Data extracted from a collection
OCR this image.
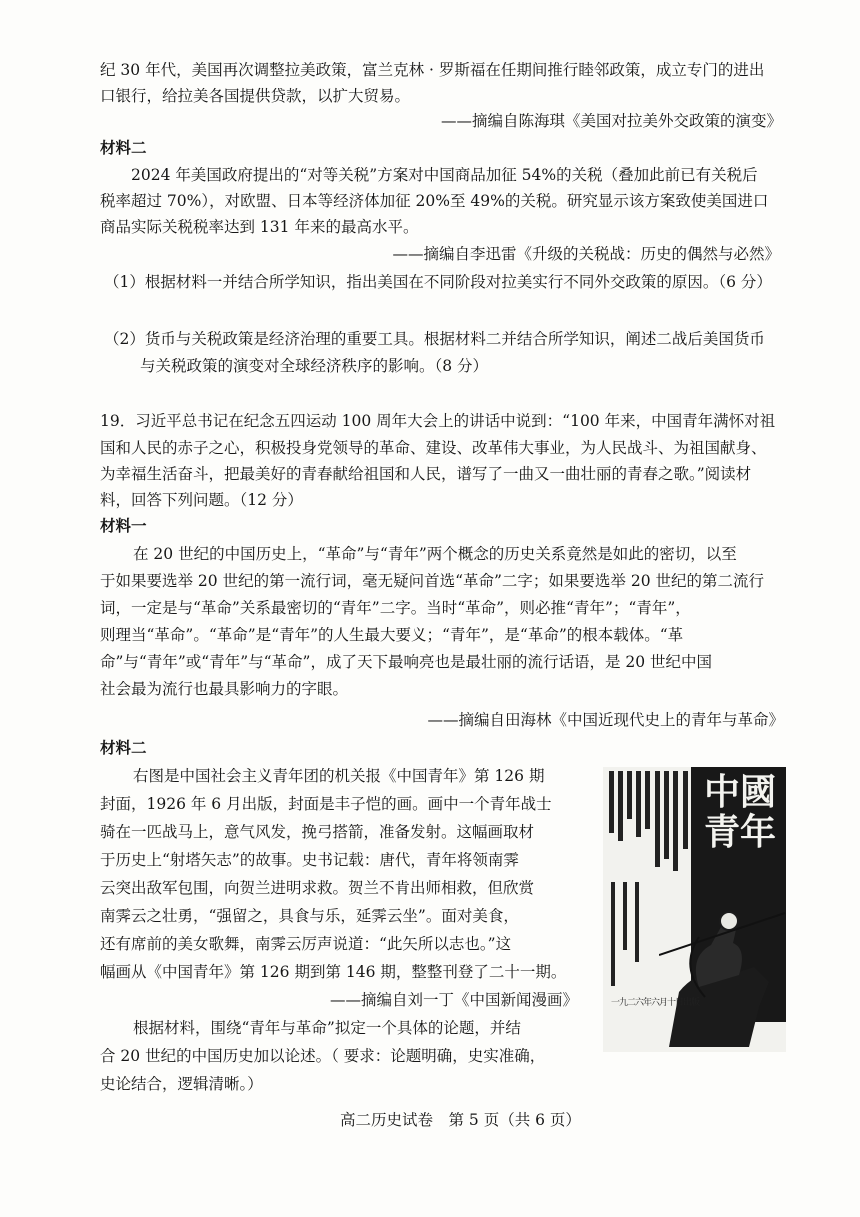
纪 30 年代，美国再次调整拉美政策，富兰克林 · 罗斯福在任期间推行睦邻政策，成立专门的进出
口银行，给拉美各国提供贷款，以扩大贸易。
——摘编自陈海琪《美国对拉美外交政策的演变》
材料二
2024 年美国政府提出的“对等关税”方案对中国商品加征 54%的关税（叠加此前已有关税后
税率超过 70%），对欧盟、日本等经济体加征 20%至 49%的关税。研究显示该方案致使美国进口
商品实际关税税率达到 131 年来的最高水平。
——摘编自李迅雷《升级的关税战：历史的偶然与必然》
（1）根据材料一并结合所学知识，指出美国在不同阶段对拉美实行不同外交政策的原因。（6 分）
（2）货币与关税政策是经济治理的重要工具。根据材料二并结合所学知识，阐述二战后美国货币
与关税政策的演变对全球经济秩序的影响。（8 分）
19．习近平总书记在纪念五四运动 100 周年大会上的讲话中说到：“100 年来，中国青年满怀对祖
国和人民的赤子之心，积极投身党领导的革命、建设、改革伟大事业，为人民战斗、为祖国献身、
为幸福生活奋斗，把最美好的青春献给祖国和人民，谱写了一曲又一曲壮丽的青春之歌。”阅读材
料，回答下列问题。（12 分）
材料一
在 20 世纪的中国历史上，“革命”与“青年”两个概念的历史关系竟然是如此的密切，以至
于如果要选举 20 世纪的第一流行词，毫无疑问首选“革命”二字；如果要选举 20 世纪的第二流行
词，一定是与“革命”关系最密切的“青年”二字。当时“革命”，则必推“青年”；“青年”，
则理当“革命”。“革命”是“青年”的人生最大要义；“青年”，是“革命”的根本载体。“革
命”与“青年”或“青年”与“革命”，成了天下最响亮也是最壮丽的流行话语，是 20 世纪中国
社会最为流行也最具影响力的字眼。
——摘编自田海林《中国近现代史上的青年与革命》
材料二
右图是中国社会主义青年团的机关报《中国青年》第 126 期
封面，1926 年 6 月出版，封面是丰子恺的画。画中一个青年战士
骑在一匹战马上，意气风发，挽弓搭箭，准备发射。这幅画取材
于历史上“射塔矢志”的故事。史书记载：唐代，青年将领南霁
云突出敌军包围，向贺兰进明求救。贺兰不肯出师相救，但欣赏
南霁云之壮勇，“强留之，具食与乐，延霁云坐”。面对美食，
还有席前的美女歌舞，南霁云厉声说道：“此矢所以志也。”这
幅画从《中国青年》第 126 期到第 146 期，整整刊登了二十一期。
——摘编自刘一丁《中国新闻漫画》
根据材料，围绕“青年与革命”拟定一个具体的论题，并结
合 20 世纪的中国历史加以论述。（ 要求：论题明确，史实准确，
史论结合，逻辑清晰。）
中國青年
一九二六年六月十日出版
高二历史试卷　第 5 页（共 6 页）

SHORT PROBLEM: Return each line of the data, keeping its wording exact and omitting pictures.

ANSWER:
OCR this image.
纪 30 年代，美国再次调整拉美政策，富兰克林 · 罗斯福在任期间推行睦邻政策，成立专门的进出
口银行，给拉美各国提供贷款，以扩大贸易。
——摘编自陈海琪《美国对拉美外交政策的演变》
材料二
2024 年美国政府提出的“对等关税”方案对中国商品加征 54%的关税（叠加此前已有关税后
税率超过 70%），对欧盟、日本等经济体加征 20%至 49%的关税。研究显示该方案致使美国进口
商品实际关税税率达到 131 年来的最高水平。
——摘编自李迅雷《升级的关税战：历史的偶然与必然》
（1）根据材料一并结合所学知识，指出美国在不同阶段对拉美实行不同外交政策的原因。（6 分）
（2）货币与关税政策是经济治理的重要工具。根据材料二并结合所学知识，阐述二战后美国货币
与关税政策的演变对全球经济秩序的影响。（8 分）
19．习近平总书记在纪念五四运动 100 周年大会上的讲话中说到：“100 年来，中国青年满怀对祖
国和人民的赤子之心，积极投身党领导的革命、建设、改革伟大事业，为人民战斗、为祖国献身、
为幸福生活奋斗，把最美好的青春献给祖国和人民，谱写了一曲又一曲壮丽的青春之歌。”阅读材
料，回答下列问题。（12 分）
材料一
在 20 世纪的中国历史上，“革命”与“青年”两个概念的历史关系竟然是如此的密切，以至
于如果要选举 20 世纪的第一流行词，毫无疑问首选“革命”二字；如果要选举 20 世纪的第二流行
词，一定是与“革命”关系最密切的“青年”二字。当时“革命”，则必推“青年”；“青年”，
则理当“革命”。“革命”是“青年”的人生最大要义；“青年”，是“革命”的根本载体。“革
命”与“青年”或“青年”与“革命”，成了天下最响亮也是最壮丽的流行话语，是 20 世纪中国
社会最为流行也最具影响力的字眼。
——摘编自田海林《中国近现代史上的青年与革命》
材料二
右图是中国社会主义青年团的机关报《中国青年》第 126 期
封面，1926 年 6 月出版，封面是丰子恺的画。画中一个青年战士
骑在一匹战马上，意气风发，挽弓搭箭，准备发射。这幅画取材
于历史上“射塔矢志”的故事。史书记载：唐代，青年将领南霁
云突出敌军包围，向贺兰进明求救。贺兰不肯出师相救，但欣赏
南霁云之壮勇，“强留之，具食与乐，延霁云坐”。面对美食，
还有席前的美女歌舞，南霁云厉声说道：“此矢所以志也。”这
幅画从《中国青年》第 126 期到第 146 期，整整刊登了二十一期。
——摘编自刘一丁《中国新闻漫画》
根据材料，围绕“青年与革命”拟定一个具体的论题，并结
合 20 世纪的中国历史加以论述。（ 要求：论题明确，史实准确，
史论结合，逻辑清晰。）
中國青年
一九二六年六月十日出版
高二历史试卷　第 5 页（共 6 页）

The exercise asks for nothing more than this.